• Source document:
[Start]

Emerging Growth Company ¨
If an emerging growth company, indicate by check mark if the registrant has elected not to use the extended transition period for complying with any new or revised financial accounting standards provided pursuant to Section 13(a) of the Exchange Act. ¨
Item 5.02 Departure of Directors or Certain Officers; Election of Directors; Appointment of Certain Officers; Compensatory Arrangements of Certain Officers.
(d)
On August 9, 2019, the Board of Directors (the “Board”) of Immersion Corporation (the “Company”) increased the size of the Board from six directors to eight directors, and, following the recommendation of the Company’s Nominating and Corporate Governance Committee, appointed Mr. William Martin and Mr. Matthew Frey, to each serve as Directors of the Company until the Company’s 2020 annual meeting of stockholders.
Mr. Martin is the Chairman, Chief Investment Officer, and Founder of Raging Capital Management, LLC, an investment firm located near Princeton, New Jersey. He has extensive experience as a board member, investor, and entrepreneur. He has served on numerous public company boards, including nine years on the board of Bankrate, Inc., which was acquired in 2009; the board of Salary.com, Inc., which was acquired in 2010; and the board of Vitesse Semiconductor Corp., which was acquired in 2015.

[End]

• Set tasks:
• A. In the Immersion board filing, rewrite the stretch from "Emerging Growth Company ¨" through "of Certain Officers.", replacing "Exchange Act" with "Securities Exchange Act".
• B. Name every public company whose board Mr. Martin served on, as listed in the Immersion board filing.
• C. Continue the Immersion board filing after its final sentence.
The entries that come next are separate material and have no connection to the filing.

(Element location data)
[Start]

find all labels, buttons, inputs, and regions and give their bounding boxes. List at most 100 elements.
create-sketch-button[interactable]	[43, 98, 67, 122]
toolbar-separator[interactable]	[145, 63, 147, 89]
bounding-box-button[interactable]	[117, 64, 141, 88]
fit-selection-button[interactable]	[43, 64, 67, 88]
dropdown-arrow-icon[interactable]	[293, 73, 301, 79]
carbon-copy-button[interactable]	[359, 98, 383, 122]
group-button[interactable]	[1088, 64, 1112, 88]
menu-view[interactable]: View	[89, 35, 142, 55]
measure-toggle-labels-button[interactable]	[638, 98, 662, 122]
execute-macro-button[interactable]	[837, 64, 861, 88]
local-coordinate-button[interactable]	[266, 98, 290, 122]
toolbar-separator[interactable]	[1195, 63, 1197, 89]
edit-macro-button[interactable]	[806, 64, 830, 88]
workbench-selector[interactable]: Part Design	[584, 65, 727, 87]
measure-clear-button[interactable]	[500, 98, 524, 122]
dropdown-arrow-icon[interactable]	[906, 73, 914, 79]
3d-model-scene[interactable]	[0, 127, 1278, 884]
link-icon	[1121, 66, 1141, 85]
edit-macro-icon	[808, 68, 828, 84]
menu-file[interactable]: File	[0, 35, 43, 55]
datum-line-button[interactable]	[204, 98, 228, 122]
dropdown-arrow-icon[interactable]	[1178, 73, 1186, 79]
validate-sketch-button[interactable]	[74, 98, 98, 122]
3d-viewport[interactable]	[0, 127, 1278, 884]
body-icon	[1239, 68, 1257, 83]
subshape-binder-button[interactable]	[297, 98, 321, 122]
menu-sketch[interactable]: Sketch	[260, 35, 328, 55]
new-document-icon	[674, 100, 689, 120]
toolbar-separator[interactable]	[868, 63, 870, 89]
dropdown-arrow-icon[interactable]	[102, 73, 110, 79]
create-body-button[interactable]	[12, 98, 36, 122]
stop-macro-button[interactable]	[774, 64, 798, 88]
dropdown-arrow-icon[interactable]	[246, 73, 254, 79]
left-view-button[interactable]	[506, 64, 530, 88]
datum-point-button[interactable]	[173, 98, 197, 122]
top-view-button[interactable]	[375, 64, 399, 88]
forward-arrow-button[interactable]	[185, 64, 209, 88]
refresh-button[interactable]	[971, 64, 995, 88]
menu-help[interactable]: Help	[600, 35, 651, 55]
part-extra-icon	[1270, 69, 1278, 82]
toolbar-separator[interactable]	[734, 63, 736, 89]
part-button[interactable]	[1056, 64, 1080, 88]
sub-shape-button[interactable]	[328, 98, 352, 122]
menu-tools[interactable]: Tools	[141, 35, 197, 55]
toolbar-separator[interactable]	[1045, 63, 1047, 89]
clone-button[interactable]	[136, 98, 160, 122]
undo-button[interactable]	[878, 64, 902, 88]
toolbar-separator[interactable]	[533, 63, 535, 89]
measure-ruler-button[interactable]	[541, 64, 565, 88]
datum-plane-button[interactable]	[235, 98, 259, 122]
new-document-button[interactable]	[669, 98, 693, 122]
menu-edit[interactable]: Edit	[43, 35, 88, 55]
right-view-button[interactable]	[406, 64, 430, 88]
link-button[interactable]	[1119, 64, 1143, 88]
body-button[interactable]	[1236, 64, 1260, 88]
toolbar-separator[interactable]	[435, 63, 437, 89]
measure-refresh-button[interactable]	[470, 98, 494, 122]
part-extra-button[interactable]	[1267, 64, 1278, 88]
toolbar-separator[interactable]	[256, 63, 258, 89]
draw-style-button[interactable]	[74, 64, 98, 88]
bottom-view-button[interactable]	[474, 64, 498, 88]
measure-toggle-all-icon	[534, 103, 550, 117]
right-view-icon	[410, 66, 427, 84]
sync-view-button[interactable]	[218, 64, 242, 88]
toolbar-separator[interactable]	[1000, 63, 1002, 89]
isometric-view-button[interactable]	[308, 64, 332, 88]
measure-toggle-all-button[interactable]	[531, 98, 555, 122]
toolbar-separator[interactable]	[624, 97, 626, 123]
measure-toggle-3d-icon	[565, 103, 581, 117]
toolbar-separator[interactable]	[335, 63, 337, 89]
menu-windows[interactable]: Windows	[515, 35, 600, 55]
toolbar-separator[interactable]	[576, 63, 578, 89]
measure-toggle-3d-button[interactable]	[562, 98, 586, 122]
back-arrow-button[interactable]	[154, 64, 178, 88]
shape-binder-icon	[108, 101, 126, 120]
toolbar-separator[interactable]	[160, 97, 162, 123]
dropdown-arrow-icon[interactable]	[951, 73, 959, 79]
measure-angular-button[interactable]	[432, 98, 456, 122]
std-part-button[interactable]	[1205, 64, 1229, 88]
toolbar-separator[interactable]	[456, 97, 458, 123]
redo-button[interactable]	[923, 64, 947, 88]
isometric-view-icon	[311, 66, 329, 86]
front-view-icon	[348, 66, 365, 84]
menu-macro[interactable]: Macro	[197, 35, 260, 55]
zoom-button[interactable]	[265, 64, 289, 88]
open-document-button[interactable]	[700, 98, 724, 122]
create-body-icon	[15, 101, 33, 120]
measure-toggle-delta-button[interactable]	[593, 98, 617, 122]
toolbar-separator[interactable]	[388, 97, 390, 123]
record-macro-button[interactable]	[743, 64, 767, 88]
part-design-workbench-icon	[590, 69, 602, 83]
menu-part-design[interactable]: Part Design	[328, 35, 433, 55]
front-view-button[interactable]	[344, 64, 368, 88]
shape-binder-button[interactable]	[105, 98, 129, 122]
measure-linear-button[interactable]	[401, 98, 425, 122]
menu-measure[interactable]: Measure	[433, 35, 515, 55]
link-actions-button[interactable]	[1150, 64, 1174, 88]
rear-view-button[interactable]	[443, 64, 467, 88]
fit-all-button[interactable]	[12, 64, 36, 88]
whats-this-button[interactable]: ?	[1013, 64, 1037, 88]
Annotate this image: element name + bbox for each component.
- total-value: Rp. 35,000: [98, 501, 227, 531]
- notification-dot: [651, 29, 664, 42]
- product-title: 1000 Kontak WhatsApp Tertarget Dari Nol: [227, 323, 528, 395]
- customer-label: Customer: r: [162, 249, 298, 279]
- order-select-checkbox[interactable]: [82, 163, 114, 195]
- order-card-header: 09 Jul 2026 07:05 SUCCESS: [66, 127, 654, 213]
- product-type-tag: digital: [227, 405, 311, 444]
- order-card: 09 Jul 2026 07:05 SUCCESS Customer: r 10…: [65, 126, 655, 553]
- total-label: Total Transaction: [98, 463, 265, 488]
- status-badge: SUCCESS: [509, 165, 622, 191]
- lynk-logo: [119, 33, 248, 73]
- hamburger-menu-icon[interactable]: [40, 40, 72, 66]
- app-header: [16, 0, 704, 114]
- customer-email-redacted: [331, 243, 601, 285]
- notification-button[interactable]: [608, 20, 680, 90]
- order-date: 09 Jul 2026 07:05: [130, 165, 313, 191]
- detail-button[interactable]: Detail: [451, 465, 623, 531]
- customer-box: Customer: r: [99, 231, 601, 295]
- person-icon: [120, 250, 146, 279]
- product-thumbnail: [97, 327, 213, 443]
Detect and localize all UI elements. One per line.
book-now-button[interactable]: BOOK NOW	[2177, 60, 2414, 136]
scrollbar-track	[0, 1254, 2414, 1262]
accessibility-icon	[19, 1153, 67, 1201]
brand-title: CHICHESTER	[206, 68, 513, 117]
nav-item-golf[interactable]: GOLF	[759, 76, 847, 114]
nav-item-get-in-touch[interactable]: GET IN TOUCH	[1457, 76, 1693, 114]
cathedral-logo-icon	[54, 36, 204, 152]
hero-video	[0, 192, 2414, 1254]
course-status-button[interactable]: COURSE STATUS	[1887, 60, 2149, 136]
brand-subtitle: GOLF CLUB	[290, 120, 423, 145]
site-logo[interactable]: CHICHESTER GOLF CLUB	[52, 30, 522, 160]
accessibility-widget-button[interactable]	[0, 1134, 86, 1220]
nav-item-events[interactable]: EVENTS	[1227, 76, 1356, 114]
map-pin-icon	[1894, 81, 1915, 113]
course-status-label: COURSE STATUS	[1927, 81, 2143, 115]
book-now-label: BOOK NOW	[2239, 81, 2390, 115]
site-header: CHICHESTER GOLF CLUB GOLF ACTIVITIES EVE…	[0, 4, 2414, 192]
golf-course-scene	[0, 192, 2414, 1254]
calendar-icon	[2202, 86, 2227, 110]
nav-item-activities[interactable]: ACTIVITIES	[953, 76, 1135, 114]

[End]

• Outputs:
• A.
Emerging Growth Company ¨
If an emerging growth company, indicate by check mark if the registrant has elected not to use the extended transition period for complying with any new or revised financial accounting standards provided pursuant to Section 13(a) of the Securities Exchange Act. ¨
Item 5.02 Departure of Directors or Certain Officers; Election of Directors; Appointment of Certain Officers; Compensatory Arrangements of Certain Officers.

• B.
Bankrate, Inc.
Salary.com, Inc.
Vitesse Semiconductor Corp.

• C.
Mr. Frey has more than 25 years of experience leading and advising public companies. Currently, he is the Chief Financial Officer of Qumulo, Inc., the leader in enterprise-proven, hybrid cloud file storage. Prior to Qumulo, he was CEO of Optimum Energy and a board member at Vitesse Semiconductor. He has also held executive leadership roles at World Wide Packets (acquired by Ciena for $300 million) and Data Base, Inc.
There are no arrangements or understandings between Mr. Martin, Mr. Frey and any other person pursuant to which Mr. Martin or Mr. Frey were selected as Directors nor are there any transactions between Mr. Martin and the Company or Mr. Frey and the Company that would be reportable under Item 404(a) of Regulation S-K promulgated by the Securities and Exchange Commission.
In accordance with the Company’s non-employee director compensation policy, as disclosed in the Company’s proxy statement for the 2019 Annual Meeting of Stockholders, each of Mr. Martin and Mr. Frey will receive: (i) an annual retainer fee of $25,000; (ii) an initial grant of restricted stock awards having a value equal to $125,000 on the date of the previous annual shareholder meeting, prorated based on the number of days since the previous annual shareholder meeting, 100% of which will vest on the first anniversary of the grant date; and (iii) an annual grant of restricted stock awards having a value equal to $125,000 on the date of the annual shareholder meeting, 100% of which will vest on the first anniversary of the grant date.
Mr. Martin and Mr. Frey will also be executing the Company’s standard form of indemnification agreement.
SIGNATURES
Pursuant to the requirements of the Securities Exchange Act of 1934, the Registrant has duly caused this report to be signed on its behalf by the undersigned hereunto duly authorized.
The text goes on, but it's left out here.